| Objective |
Quote the entries word for word. Omit the pictures.

| Task inputs |
++++
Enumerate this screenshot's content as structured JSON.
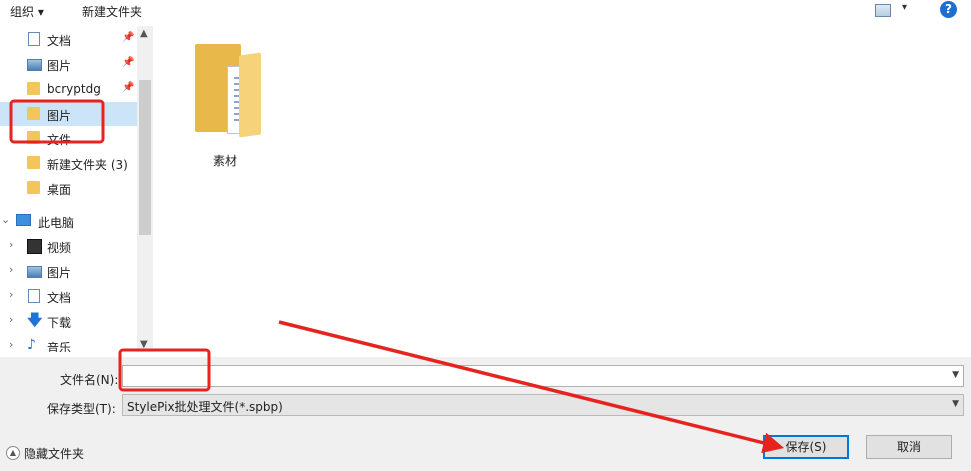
{
  "toolbar": {
    "organize": "组织 ▾",
    "new_folder": "新建文件夹",
    "view_menu_arrow": "▾",
    "help": "?"
  },
  "nav": {
    "quick_access": [
      {
        "label": "文档",
        "icon": "document-icon",
        "pinned": true
      },
      {
        "label": "图片",
        "icon": "pictures-icon",
        "pinned": true
      },
      {
        "label": "bcryptdg",
        "icon": "folder-icon",
        "pinned": true
      },
      {
        "label": "图片",
        "icon": "folder-icon",
        "pinned": false,
        "selected": true
      },
      {
        "label": "文件",
        "icon": "folder-icon",
        "pinned": false
      },
      {
        "label": "新建文件夹 (3)",
        "icon": "folder-icon",
        "pinned": false
      },
      {
        "label": "桌面",
        "icon": "folder-icon",
        "pinned": false
      }
    ],
    "this_pc": {
      "label": "此电脑",
      "icon": "computer-icon"
    },
    "pc_items": [
      {
        "label": "视频",
        "icon": "video-icon"
      },
      {
        "label": "图片",
        "icon": "pictures-icon"
      },
      {
        "label": "文档",
        "icon": "document-icon"
      },
      {
        "label": "下载",
        "icon": "download-icon"
      },
      {
        "label": "音乐",
        "icon": "music-icon"
      }
    ]
  },
  "content": {
    "files": [
      {
        "name": "素材",
        "icon": "folder-icon"
      }
    ]
  },
  "form": {
    "filename_label": "文件名(N):",
    "filename_value": "",
    "filetype_label": "保存类型(T):",
    "filetype_value": "StylePix批处理文件(*.spbp)"
  },
  "footer": {
    "hide_folders": "隐藏文件夹",
    "save": "保存(S)",
    "cancel": "取消"
  },
  "annotation_color": "#e8231e"
}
++++
| Response below |
Enumerate this screenshot's content as structured JSON.
{
  "toolbar": {
    "organize": "组织 ▾",
    "new_folder": "新建文件夹",
    "view_menu_arrow": "▾",
    "help": "?"
  },
  "nav": {
    "quick_access": [
      {
        "label": "文档",
        "icon": "document-icon",
        "pinned": true
      },
      {
        "label": "图片",
        "icon": "pictures-icon",
        "pinned": true
      },
      {
        "label": "bcryptdg",
        "icon": "folder-icon",
        "pinned": true
      },
      {
        "label": "图片",
        "icon": "folder-icon",
        "pinned": false,
        "selected": true
      },
      {
        "label": "文件",
        "icon": "folder-icon",
        "pinned": false
      },
      {
        "label": "新建文件夹 (3)",
        "icon": "folder-icon",
        "pinned": false
      },
      {
        "label": "桌面",
        "icon": "folder-icon",
        "pinned": false
      }
    ],
    "this_pc": {
      "label": "此电脑",
      "icon": "computer-icon"
    },
    "pc_items": [
      {
        "label": "视频",
        "icon": "video-icon"
      },
      {
        "label": "图片",
        "icon": "pictures-icon"
      },
      {
        "label": "文档",
        "icon": "document-icon"
      },
      {
        "label": "下载",
        "icon": "download-icon"
      },
      {
        "label": "音乐",
        "icon": "music-icon"
      }
    ]
  },
  "content": {
    "files": [
      {
        "name": "素材",
        "icon": "folder-icon"
      }
    ]
  },
  "form": {
    "filename_label": "文件名(N):",
    "filename_value": "",
    "filetype_label": "保存类型(T):",
    "filetype_value": "StylePix批处理文件(*.spbp)"
  },
  "footer": {
    "hide_folders": "隐藏文件夹",
    "save": "保存(S)",
    "cancel": "取消"
  },
  "annotation_color": "#e8231e"
}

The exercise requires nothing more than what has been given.